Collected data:
:::

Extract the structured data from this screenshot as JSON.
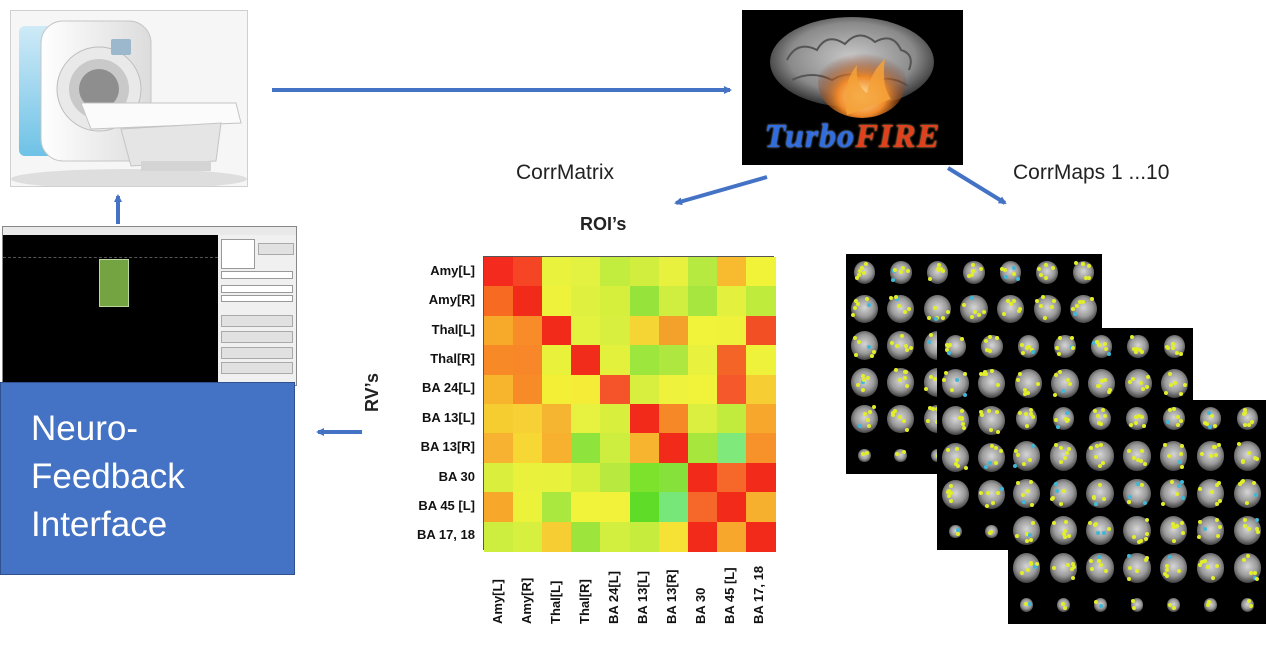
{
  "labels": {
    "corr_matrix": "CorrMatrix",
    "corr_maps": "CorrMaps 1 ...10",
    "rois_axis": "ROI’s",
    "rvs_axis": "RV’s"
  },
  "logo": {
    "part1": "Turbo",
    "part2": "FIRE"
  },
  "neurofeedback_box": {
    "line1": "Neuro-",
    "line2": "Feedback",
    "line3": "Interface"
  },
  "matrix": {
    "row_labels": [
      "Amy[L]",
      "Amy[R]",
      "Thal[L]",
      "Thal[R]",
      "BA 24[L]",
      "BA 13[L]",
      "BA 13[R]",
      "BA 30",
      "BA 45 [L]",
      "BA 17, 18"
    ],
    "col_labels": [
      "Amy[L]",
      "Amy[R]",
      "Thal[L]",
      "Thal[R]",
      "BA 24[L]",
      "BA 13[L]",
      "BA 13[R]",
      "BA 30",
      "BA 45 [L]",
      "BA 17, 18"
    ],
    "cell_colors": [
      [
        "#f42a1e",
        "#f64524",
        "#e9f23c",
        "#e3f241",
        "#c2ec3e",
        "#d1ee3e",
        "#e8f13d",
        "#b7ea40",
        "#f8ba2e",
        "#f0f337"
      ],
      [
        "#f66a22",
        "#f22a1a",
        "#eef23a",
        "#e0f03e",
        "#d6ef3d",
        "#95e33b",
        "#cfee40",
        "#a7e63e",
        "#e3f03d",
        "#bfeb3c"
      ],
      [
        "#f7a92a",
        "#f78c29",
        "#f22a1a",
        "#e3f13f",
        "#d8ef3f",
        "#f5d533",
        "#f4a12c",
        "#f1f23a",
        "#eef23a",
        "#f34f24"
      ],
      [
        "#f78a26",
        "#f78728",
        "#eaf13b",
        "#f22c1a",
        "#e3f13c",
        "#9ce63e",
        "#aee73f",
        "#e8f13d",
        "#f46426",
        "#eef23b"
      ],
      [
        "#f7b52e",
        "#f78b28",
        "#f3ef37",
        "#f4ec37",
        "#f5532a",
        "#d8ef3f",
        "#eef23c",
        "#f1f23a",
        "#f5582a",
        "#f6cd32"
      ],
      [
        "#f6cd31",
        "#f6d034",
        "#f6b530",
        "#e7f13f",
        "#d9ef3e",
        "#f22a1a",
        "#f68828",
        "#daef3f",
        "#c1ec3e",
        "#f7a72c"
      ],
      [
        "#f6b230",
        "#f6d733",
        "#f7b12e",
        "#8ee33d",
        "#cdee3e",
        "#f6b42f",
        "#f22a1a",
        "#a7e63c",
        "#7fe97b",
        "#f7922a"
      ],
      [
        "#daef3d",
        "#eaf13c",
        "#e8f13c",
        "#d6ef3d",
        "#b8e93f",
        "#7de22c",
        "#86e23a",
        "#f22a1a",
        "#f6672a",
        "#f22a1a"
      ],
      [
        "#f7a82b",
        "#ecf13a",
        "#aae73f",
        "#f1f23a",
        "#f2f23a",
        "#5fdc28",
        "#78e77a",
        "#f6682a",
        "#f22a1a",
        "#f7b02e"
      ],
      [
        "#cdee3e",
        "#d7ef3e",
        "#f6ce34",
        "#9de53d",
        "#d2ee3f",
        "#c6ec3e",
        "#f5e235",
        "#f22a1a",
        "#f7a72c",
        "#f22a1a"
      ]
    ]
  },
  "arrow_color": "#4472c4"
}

:::

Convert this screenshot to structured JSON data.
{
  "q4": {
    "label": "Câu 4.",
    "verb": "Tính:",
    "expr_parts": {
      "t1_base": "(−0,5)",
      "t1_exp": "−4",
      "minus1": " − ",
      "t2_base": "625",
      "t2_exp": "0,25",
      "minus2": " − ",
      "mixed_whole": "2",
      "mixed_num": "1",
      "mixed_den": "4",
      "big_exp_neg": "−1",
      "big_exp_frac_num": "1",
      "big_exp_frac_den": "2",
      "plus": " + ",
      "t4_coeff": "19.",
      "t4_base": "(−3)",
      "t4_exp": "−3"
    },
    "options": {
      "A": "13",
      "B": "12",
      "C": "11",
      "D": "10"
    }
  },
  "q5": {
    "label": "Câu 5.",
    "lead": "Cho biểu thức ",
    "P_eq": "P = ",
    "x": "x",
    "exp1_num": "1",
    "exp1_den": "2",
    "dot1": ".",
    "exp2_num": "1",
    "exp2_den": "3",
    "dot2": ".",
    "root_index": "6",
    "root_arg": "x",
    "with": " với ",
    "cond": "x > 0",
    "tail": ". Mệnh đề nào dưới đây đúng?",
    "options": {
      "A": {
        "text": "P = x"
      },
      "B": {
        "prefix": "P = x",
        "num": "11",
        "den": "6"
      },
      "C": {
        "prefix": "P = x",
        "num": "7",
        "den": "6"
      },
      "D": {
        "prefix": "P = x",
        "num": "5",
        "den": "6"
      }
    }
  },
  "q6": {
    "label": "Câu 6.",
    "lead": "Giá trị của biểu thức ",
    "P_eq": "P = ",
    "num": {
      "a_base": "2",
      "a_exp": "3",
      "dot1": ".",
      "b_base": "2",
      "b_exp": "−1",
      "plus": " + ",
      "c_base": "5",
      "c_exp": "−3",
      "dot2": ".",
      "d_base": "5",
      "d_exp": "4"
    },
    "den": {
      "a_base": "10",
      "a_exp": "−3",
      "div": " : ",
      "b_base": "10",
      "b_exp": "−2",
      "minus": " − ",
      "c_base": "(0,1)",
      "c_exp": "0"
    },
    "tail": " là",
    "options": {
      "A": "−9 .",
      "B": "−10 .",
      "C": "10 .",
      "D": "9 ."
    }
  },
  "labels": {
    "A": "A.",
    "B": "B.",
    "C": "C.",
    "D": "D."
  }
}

:::

**Job:** Pull out every line holding "JSON" from the records above, and copy it.

**Reply to the exercise:**
Extract the structured data from this screenshot as JSON.
Convert this screenshot to structured JSON data.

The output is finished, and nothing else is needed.